Image region annotations:
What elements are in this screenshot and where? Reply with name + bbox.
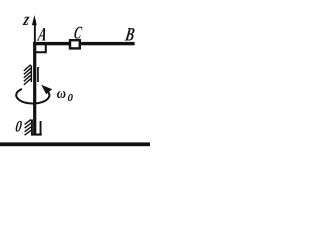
bottom bearing hatching: [25, 119, 32, 135]
upper bearing right line: [37, 67, 39, 82]
svg-text:ω: ω: [57, 86, 66, 102]
shaft Oz: [33, 42, 36, 135]
bottom bearing bottom: [31, 134, 42, 136]
upper bearing left line: [31, 66, 32, 83]
z axis arrowhead: [32, 15, 37, 25]
svg-text:0: 0: [68, 92, 74, 104]
rotation arrow omega0 arc: [16, 89, 49, 104]
upper bearing hatching: [24, 65, 31, 85]
bottom bearing left wall: [31, 120, 33, 136]
bottom bearing right wall: [40, 121, 42, 136]
ground: [0, 142, 150, 146]
slider C: [70, 40, 80, 48]
rotation arrowhead: [41, 85, 52, 95]
z axis line: [34, 20, 36, 43]
right-angle marker: [36, 45, 46, 53]
rod AB: [33, 42, 135, 45]
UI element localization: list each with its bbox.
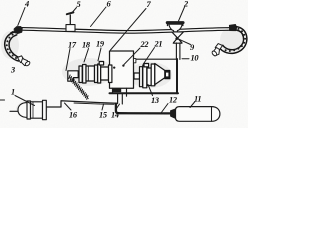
node: fitting below block xyxy=(113,88,121,92)
svg-text:19: 19 xyxy=(96,40,105,49)
node: spiral dots on left hose xyxy=(6,34,17,59)
svg-text:22: 22 xyxy=(140,40,149,49)
node: flange pair 19 xyxy=(95,65,98,83)
wire: leader 1 xyxy=(15,96,35,106)
wire: leader 13 xyxy=(148,85,153,96)
spring 15 (coiled flexible shaft) xyxy=(69,75,89,99)
box: chamber around atomizer xyxy=(110,59,179,93)
node: nub on block right edge xyxy=(134,59,136,63)
node: fitting at right pipe end xyxy=(229,24,237,30)
node: left stub xyxy=(10,110,18,112)
node: top nub (target of 19) xyxy=(99,62,103,66)
node: right flange at block xyxy=(109,65,112,83)
wire: leader 16 xyxy=(65,103,72,110)
wire: leader 7 xyxy=(111,9,147,51)
node: right hose nozzle xyxy=(211,44,222,57)
wire: leader 21 xyxy=(143,48,155,65)
svg-text:18: 18 xyxy=(82,41,91,50)
svg-text:14: 14 xyxy=(111,111,119,120)
wire 16: flexible shaft from motor xyxy=(47,101,117,107)
pipe 12: corner down to tank line xyxy=(116,104,171,114)
pipe 14: vertical pair below box xyxy=(117,93,119,103)
node: top nub xyxy=(144,64,149,67)
svg-text:11: 11 xyxy=(194,95,201,104)
wire: main horizontal pipe 6 (double line) xyxy=(22,28,232,34)
svg-text:1: 1 xyxy=(11,88,15,97)
node: right cylinder xyxy=(101,67,109,80)
node: dome end xyxy=(18,103,28,118)
svg-text:2: 2 xyxy=(183,0,188,9)
node: pump body xyxy=(86,66,95,81)
wire: right flexible hose 8 (outer+inner curve) xyxy=(219,27,247,54)
wire: left flexible hose 3 (outer+inner curve) xyxy=(5,32,21,61)
node: left hose nozzle xyxy=(18,56,31,67)
wire: lower cable line xyxy=(74,103,114,104)
tank 11 xyxy=(176,107,220,122)
svg-text:10: 10 xyxy=(191,54,200,63)
node: elbow fitting (17) xyxy=(68,71,78,81)
wire: leader 22 xyxy=(124,48,140,65)
node: shaft xyxy=(134,73,140,79)
wire: leader 6 xyxy=(91,7,107,27)
wire: leader 18 xyxy=(84,49,89,63)
wire: leader 19 xyxy=(98,48,101,61)
node: bolt dots inside block (targets of 22) xyxy=(113,66,115,68)
pipe stubs below block xyxy=(113,88,127,104)
wire: leader 12 xyxy=(161,104,168,114)
wire: leader 9 xyxy=(178,39,191,45)
wire: leader 4 xyxy=(18,8,25,26)
node: spiral dots on right hose xyxy=(225,28,247,52)
node: tank inlet fitting xyxy=(171,109,176,119)
valve 9 (bowtie below funnel) xyxy=(172,32,184,43)
wire: leader 11 xyxy=(190,102,195,108)
block 7 (pump housing) xyxy=(110,51,134,88)
wire: leader 17 xyxy=(66,49,70,71)
node: hose fitting at left pipe end xyxy=(11,26,23,33)
pipe 10: vertical from valve down to box xyxy=(176,43,180,59)
svg-text:12: 12 xyxy=(169,96,177,105)
svg-text:16: 16 xyxy=(69,111,78,120)
label 10 xyxy=(182,58,189,60)
wire: leader 14 xyxy=(116,104,120,110)
valve V5 on pipe xyxy=(66,12,75,31)
wire: leader 2 xyxy=(179,7,185,21)
node: flange pair xyxy=(140,67,143,87)
svg-text:5: 5 xyxy=(77,0,81,9)
node: body xyxy=(31,102,43,118)
svg-text:15: 15 xyxy=(99,111,107,120)
node: right flange xyxy=(43,100,47,119)
motor 1 xyxy=(10,100,46,119)
pump assembly 17/18/19 (left of block) xyxy=(68,62,112,84)
node: nozzle tip box xyxy=(165,71,170,79)
paper background xyxy=(0,0,248,128)
atomizer assembly right of block xyxy=(134,64,170,88)
node: left flange xyxy=(27,101,31,119)
node: flange pair 18 xyxy=(79,66,82,83)
wire: leader 15 xyxy=(102,104,104,110)
node: mid section xyxy=(147,68,151,86)
node: cone flange xyxy=(151,64,155,86)
cone 13 xyxy=(155,64,165,85)
svg-text:3: 3 xyxy=(10,66,15,75)
wire: leader 5 xyxy=(73,8,77,13)
svg-text:13: 13 xyxy=(151,96,159,105)
node: edge tick xyxy=(0,99,5,101)
svg-text:17: 17 xyxy=(68,41,77,50)
funnel 2 xyxy=(167,23,183,32)
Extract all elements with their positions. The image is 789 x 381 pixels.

_DIRECTIVE_
Edit the material from its beginning down to the line containing "UI element localization: list", replacing "upper bearing" with "top bearing" and leaving everything else unchanged. Omit the pictures from your answer.

_RESULT OF THE EXERCISE_
What elements are in this screenshot and where? Reply with name + bbox.
bottom bearing hatching: [25, 119, 32, 135]
top bearing right line: [37, 67, 39, 82]
svg-text:ω: ω: [57, 86, 66, 102]
shaft Oz: [33, 42, 36, 135]
bottom bearing bottom: [31, 134, 42, 136]
top bearing left line: [31, 66, 32, 83]
z axis arrowhead: [32, 15, 37, 25]
svg-text:0: 0: [68, 92, 74, 104]
rotation arrow omega0 arc: [16, 89, 49, 104]
top bearing hatching: [24, 65, 31, 85]
bottom bearing left wall: [31, 120, 33, 136]
bottom bearing right wall: [40, 121, 42, 136]
ground: [0, 142, 150, 146]
slider C: [70, 40, 80, 48]
rotation arrowhead: [41, 85, 52, 95]
z axis line: [34, 20, 36, 43]
right-angle marker: [36, 45, 46, 53]
rod AB: [33, 42, 135, 45]
UI element localization: list each with its bbox.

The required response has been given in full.